__DATASET CONTENT__:
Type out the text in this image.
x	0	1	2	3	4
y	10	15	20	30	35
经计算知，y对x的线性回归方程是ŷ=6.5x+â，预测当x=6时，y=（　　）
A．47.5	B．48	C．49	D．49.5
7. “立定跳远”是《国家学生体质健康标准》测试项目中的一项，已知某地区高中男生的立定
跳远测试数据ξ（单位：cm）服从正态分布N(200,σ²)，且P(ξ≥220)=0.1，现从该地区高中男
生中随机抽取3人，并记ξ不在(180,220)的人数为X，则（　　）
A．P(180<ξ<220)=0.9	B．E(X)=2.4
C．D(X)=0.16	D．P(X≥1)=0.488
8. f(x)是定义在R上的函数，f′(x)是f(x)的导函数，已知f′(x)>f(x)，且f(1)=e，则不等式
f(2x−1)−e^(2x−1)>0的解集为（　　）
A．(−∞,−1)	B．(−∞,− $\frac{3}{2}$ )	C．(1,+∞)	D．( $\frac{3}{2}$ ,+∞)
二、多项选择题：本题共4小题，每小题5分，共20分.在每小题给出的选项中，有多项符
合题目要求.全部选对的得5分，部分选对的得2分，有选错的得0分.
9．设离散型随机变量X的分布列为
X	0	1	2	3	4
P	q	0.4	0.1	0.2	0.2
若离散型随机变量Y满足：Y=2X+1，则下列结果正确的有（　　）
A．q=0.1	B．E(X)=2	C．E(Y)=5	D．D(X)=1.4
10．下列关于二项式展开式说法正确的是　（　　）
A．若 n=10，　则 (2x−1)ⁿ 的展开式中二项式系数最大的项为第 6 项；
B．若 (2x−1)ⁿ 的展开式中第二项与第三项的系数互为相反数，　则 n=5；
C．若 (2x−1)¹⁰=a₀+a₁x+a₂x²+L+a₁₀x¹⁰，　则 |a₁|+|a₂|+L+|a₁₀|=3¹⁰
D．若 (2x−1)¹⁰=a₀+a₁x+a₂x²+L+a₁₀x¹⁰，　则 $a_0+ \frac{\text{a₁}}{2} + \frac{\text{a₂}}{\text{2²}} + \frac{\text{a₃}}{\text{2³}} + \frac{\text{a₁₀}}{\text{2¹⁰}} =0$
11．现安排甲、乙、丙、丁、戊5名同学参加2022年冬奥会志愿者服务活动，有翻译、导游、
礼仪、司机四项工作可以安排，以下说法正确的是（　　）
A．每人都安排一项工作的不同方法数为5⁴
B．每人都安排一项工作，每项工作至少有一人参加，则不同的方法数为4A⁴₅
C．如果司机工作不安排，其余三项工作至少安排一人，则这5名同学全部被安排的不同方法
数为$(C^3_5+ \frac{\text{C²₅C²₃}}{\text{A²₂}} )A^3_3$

__AIM OF THE EXERCISE__:
Give all the entries again exactly; leave none out.

__EXPECTED OUTPUT__:
Type out the text in this image.
x	0	1	2	3	4
y	10	15	20	30	35
经计算知，y对x的线性回归方程是ŷ=6.5x+â，预测当x=6时，y=（　　）
A．47.5	B．48	C．49	D．49.5
7. “立定跳远”是《国家学生体质健康标准》测试项目中的一项，已知某地区高中男生的立定
跳远测试数据ξ（单位：cm）服从正态分布N(200,σ²)，且P(ξ≥220)=0.1，现从该地区高中男
生中随机抽取3人，并记ξ不在(180,220)的人数为X，则（　　）
A．P(180<ξ<220)=0.9	B．E(X)=2.4
C．D(X)=0.16	D．P(X≥1)=0.488
8. f(x)是定义在R上的函数，f′(x)是f(x)的导函数，已知f′(x)>f(x)，且f(1)=e，则不等式
f(2x−1)−e^(2x−1)>0的解集为（　　）
A．(−∞,−1)	B．(−∞,− $\frac{3}{2}$ )	C．(1,+∞)	D．( $\frac{3}{2}$ ,+∞)
二、多项选择题：本题共4小题，每小题5分，共20分.在每小题给出的选项中，有多项符
合题目要求.全部选对的得5分，部分选对的得2分，有选错的得0分.
9．设离散型随机变量X的分布列为
X	0	1	2	3	4
P	q	0.4	0.1	0.2	0.2
若离散型随机变量Y满足：Y=2X+1，则下列结果正确的有（　　）
A．q=0.1	B．E(X)=2	C．E(Y)=5	D．D(X)=1.4
10．下列关于二项式展开式说法正确的是　（　　）
A．若 n=10，　则 (2x−1)ⁿ 的展开式中二项式系数最大的项为第 6 项；
B．若 (2x−1)ⁿ 的展开式中第二项与第三项的系数互为相反数，　则 n=5；
C．若 (2x−1)¹⁰=a₀+a₁x+a₂x²+L+a₁₀x¹⁰，　则 |a₁|+|a₂|+L+|a₁₀|=3¹⁰
D．若 (2x−1)¹⁰=a₀+a₁x+a₂x²+L+a₁₀x¹⁰，　则 $a_0+ \frac{\text{a₁}}{2} + \frac{\text{a₂}}{\text{2²}} + \frac{\text{a₃}}{\text{2³}} + \frac{\text{a₁₀}}{\text{2¹⁰}} =0$
11．现安排甲、乙、丙、丁、戊5名同学参加2022年冬奥会志愿者服务活动，有翻译、导游、
礼仪、司机四项工作可以安排，以下说法正确的是（　　）
A．每人都安排一项工作的不同方法数为5⁴
B．每人都安排一项工作，每项工作至少有一人参加，则不同的方法数为4A⁴₅
C．如果司机工作不安排，其余三项工作至少安排一人，则这5名同学全部被安排的不同方法
数为$(C^3_5+ \frac{\text{C²₅C²₃}}{\text{A²₂}} )A^3_3$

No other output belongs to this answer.